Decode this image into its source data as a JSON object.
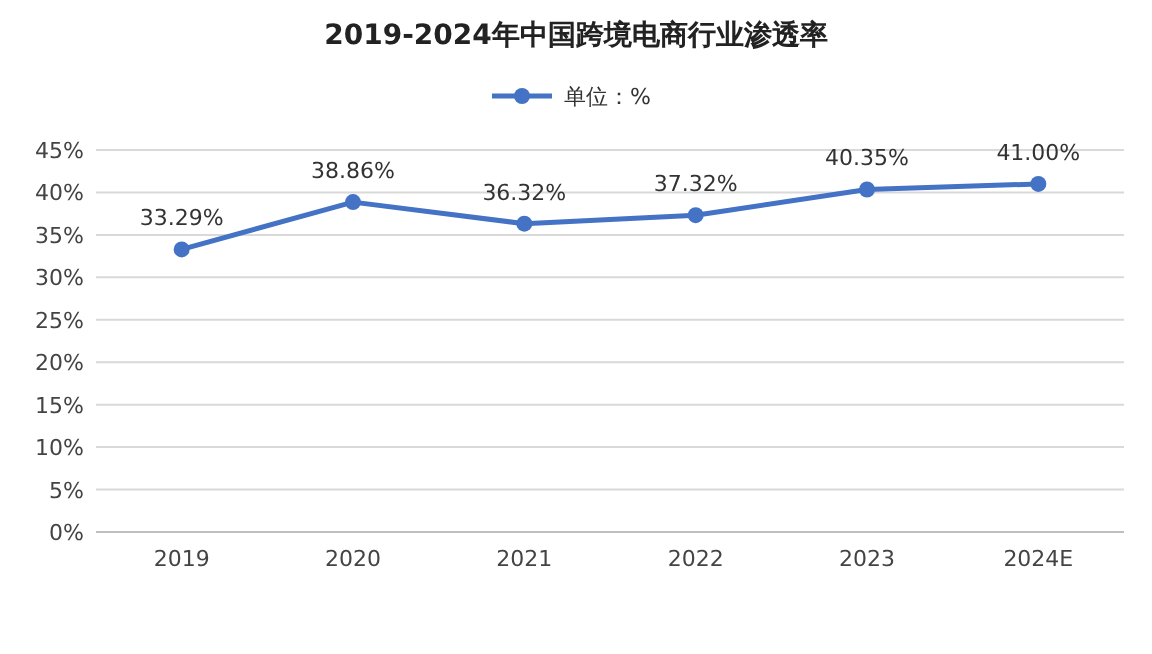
{
  "chart_data": {
    "type": "line",
    "title": "2019-2024年中国跨境电商行业渗透率",
    "categories": [
      "2019",
      "2020",
      "2021",
      "2022",
      "2023",
      "2024E"
    ],
    "series": [
      {
        "name": "单位：%",
        "color": "#4472c4",
        "values": [
          33.29,
          38.86,
          36.32,
          37.32,
          40.35,
          41.0
        ],
        "value_labels": [
          "33.29%",
          "38.86%",
          "36.32%",
          "37.32%",
          "40.35%",
          "41.00%"
        ]
      }
    ],
    "ylim": [
      0,
      45
    ],
    "yticks": [
      {
        "value": 0,
        "label": "0%"
      },
      {
        "value": 5,
        "label": "5%"
      },
      {
        "value": 10,
        "label": "10%"
      },
      {
        "value": 15,
        "label": "15%"
      },
      {
        "value": 20,
        "label": "20%"
      },
      {
        "value": 25,
        "label": "25%"
      },
      {
        "value": 30,
        "label": "30%"
      },
      {
        "value": 35,
        "label": "35%"
      },
      {
        "value": 40,
        "label": "40%"
      },
      {
        "value": 45,
        "label": "45%"
      }
    ],
    "grid": "y",
    "legend": "top",
    "marker": "circle",
    "line_style": "solid"
  }
}
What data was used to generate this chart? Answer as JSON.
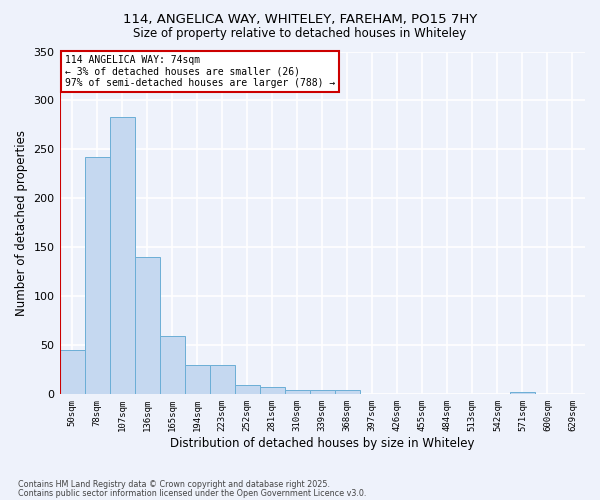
{
  "title1": "114, ANGELICA WAY, WHITELEY, FAREHAM, PO15 7HY",
  "title2": "Size of property relative to detached houses in Whiteley",
  "xlabel": "Distribution of detached houses by size in Whiteley",
  "ylabel": "Number of detached properties",
  "categories": [
    "50sqm",
    "78sqm",
    "107sqm",
    "136sqm",
    "165sqm",
    "194sqm",
    "223sqm",
    "252sqm",
    "281sqm",
    "310sqm",
    "339sqm",
    "368sqm",
    "397sqm",
    "426sqm",
    "455sqm",
    "484sqm",
    "513sqm",
    "542sqm",
    "571sqm",
    "600sqm",
    "629sqm"
  ],
  "values": [
    45,
    242,
    283,
    140,
    60,
    30,
    30,
    10,
    7,
    4,
    4,
    4,
    0,
    0,
    0,
    0,
    0,
    0,
    2,
    0,
    0
  ],
  "bar_color": "#c5d8f0",
  "bar_edge_color": "#6baed6",
  "bg_color": "#eef2fb",
  "grid_color": "#ffffff",
  "vline_color": "#cc0000",
  "vline_x_index": 0,
  "annotation_text": "114 ANGELICA WAY: 74sqm\n← 3% of detached houses are smaller (26)\n97% of semi-detached houses are larger (788) →",
  "annotation_box_color": "#ffffff",
  "annotation_box_edge": "#cc0000",
  "footnote1": "Contains HM Land Registry data © Crown copyright and database right 2025.",
  "footnote2": "Contains public sector information licensed under the Open Government Licence v3.0.",
  "ylim": [
    0,
    350
  ],
  "yticks": [
    0,
    50,
    100,
    150,
    200,
    250,
    300,
    350
  ]
}
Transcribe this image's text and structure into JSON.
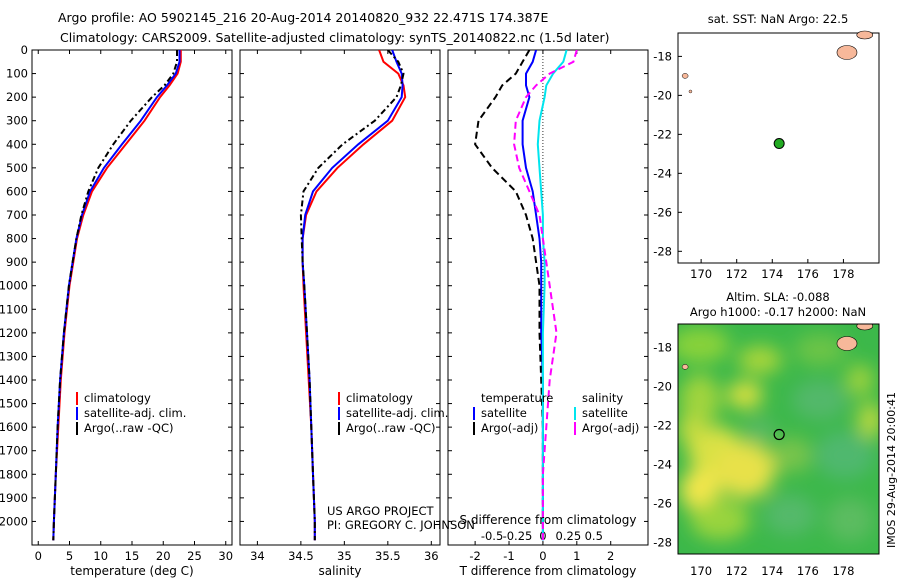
+ + + +
### [What you are asked to do]
Copy every line of the material in which the word "this" occurs.

### [Final answer]
Decode this image into its source data as a JSON object.
What data was used to generate this chart? Answer as JSON.
Transcribe this image's text and structure into JSON.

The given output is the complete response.